• [Requirement]: Among the entries, which lines carry the string "content"? Copy each of them.

• [Supplied records]:
** BEGIN **

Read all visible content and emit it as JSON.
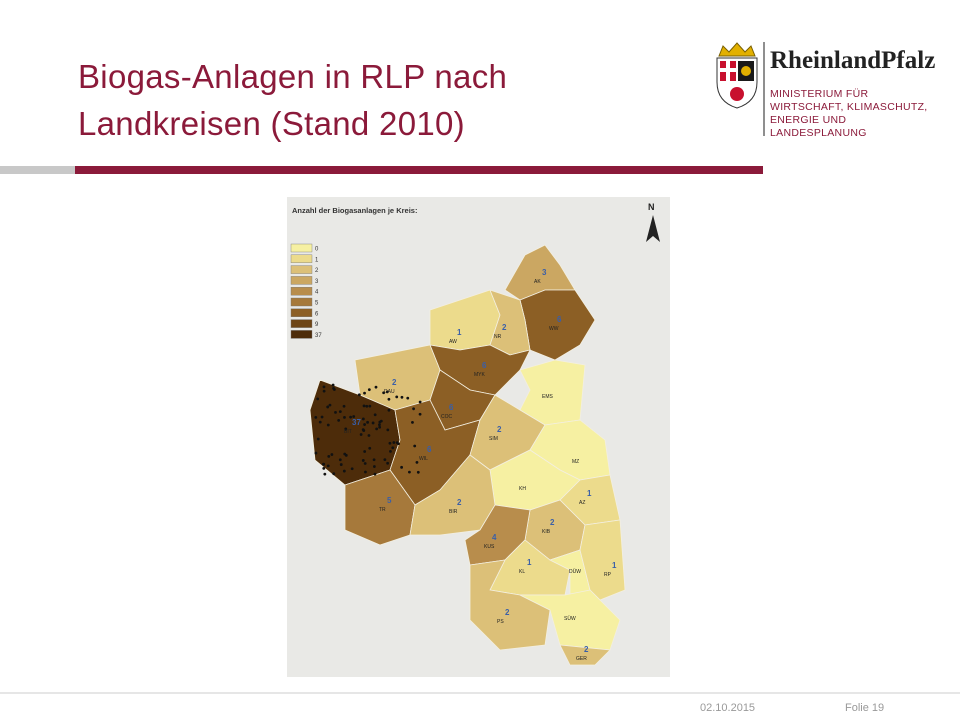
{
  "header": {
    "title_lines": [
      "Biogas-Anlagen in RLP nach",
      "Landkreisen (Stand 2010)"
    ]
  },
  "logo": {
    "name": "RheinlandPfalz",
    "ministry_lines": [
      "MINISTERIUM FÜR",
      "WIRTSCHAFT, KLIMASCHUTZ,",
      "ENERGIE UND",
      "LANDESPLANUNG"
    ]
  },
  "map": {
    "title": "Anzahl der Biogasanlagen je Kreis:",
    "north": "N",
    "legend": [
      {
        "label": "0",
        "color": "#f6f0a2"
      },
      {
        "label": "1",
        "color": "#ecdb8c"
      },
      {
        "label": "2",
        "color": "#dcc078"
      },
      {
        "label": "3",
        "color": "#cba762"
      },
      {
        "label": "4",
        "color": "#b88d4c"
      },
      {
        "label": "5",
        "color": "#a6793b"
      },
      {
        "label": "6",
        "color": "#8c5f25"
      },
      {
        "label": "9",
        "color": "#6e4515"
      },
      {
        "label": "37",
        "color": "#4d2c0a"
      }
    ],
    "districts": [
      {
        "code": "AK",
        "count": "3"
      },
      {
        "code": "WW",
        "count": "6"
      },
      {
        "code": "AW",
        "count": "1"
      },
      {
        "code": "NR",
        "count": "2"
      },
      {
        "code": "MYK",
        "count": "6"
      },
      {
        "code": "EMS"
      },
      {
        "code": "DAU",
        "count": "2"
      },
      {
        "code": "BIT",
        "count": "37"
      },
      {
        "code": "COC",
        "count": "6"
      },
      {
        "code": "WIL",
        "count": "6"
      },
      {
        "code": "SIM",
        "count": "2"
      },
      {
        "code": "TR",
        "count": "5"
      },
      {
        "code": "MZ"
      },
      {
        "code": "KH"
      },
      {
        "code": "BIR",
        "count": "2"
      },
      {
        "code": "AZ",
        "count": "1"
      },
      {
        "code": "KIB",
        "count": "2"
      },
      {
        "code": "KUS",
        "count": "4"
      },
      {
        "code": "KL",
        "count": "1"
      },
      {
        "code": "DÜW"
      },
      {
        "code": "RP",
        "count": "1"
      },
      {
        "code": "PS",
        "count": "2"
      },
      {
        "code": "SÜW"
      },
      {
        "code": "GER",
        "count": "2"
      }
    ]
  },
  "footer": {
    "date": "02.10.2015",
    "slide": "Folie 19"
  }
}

** END **
** BEGIN **

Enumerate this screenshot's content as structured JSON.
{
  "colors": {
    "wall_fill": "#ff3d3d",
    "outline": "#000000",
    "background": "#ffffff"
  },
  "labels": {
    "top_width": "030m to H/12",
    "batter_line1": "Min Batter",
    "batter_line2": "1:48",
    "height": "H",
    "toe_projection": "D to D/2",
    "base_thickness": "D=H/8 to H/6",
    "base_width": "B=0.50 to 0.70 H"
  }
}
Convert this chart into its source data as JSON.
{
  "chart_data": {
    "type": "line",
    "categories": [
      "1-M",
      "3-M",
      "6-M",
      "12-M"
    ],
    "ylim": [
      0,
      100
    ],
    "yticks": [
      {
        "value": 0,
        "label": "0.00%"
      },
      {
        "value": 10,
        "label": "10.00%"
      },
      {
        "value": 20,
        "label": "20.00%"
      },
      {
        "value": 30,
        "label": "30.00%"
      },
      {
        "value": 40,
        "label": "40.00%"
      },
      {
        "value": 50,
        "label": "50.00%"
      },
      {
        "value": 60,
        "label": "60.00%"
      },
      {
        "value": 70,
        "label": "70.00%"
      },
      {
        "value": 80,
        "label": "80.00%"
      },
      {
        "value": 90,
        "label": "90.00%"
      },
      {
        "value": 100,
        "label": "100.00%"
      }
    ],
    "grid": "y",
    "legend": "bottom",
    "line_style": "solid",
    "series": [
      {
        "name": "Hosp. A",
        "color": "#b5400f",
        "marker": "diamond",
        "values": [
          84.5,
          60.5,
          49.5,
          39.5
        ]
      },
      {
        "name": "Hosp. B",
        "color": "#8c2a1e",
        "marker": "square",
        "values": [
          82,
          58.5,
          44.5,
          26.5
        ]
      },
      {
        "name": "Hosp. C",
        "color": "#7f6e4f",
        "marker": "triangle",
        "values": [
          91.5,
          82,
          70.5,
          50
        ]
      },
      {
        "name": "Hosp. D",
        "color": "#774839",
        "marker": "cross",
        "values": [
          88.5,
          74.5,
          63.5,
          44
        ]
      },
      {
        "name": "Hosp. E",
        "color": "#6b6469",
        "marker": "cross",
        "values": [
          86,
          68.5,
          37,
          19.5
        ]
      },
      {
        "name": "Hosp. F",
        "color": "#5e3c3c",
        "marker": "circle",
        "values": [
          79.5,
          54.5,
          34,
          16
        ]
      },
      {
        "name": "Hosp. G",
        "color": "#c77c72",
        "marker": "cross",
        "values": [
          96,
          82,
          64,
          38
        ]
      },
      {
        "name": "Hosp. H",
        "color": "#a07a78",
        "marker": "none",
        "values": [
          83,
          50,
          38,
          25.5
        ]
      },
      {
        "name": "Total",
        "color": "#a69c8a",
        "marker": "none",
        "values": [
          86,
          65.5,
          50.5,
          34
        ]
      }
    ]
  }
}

** END **
** BEGIN **

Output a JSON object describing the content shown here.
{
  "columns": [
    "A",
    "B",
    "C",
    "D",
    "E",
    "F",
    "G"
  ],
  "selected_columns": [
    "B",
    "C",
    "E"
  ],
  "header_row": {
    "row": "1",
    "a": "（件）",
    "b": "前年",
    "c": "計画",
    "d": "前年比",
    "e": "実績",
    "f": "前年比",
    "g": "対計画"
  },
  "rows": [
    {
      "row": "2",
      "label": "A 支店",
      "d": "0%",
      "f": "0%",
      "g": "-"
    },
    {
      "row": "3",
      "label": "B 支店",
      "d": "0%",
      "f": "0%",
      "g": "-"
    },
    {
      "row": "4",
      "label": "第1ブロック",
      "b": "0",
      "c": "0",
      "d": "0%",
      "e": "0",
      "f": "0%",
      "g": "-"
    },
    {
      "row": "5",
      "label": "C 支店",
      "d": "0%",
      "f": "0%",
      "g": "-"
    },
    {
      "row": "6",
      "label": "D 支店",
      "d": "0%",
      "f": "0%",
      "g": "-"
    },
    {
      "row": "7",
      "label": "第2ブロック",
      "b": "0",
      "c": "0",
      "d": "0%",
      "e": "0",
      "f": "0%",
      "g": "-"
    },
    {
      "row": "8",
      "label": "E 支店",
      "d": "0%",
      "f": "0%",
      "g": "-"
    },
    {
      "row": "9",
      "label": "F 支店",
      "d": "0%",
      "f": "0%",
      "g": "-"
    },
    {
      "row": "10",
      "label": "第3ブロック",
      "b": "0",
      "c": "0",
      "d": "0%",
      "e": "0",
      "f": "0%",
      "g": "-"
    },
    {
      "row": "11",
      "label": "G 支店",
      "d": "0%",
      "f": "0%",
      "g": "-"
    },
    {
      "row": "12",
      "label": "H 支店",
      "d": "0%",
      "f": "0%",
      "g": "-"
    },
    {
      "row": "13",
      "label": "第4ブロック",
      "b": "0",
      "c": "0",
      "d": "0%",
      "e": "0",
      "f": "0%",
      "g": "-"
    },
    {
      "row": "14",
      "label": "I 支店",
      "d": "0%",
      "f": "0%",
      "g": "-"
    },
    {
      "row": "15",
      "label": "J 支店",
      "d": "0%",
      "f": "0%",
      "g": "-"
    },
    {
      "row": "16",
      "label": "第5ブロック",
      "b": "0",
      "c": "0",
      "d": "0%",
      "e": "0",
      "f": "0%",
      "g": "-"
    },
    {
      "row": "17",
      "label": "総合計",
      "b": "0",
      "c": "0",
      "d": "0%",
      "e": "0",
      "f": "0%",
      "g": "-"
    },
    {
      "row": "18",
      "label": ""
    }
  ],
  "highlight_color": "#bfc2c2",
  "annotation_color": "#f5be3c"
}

** END **

• [Expected output]:
Read all visible content and emit it as JSON.
Enumerate this screenshot's content as structured JSON.
Output a JSON object describing the content shown here.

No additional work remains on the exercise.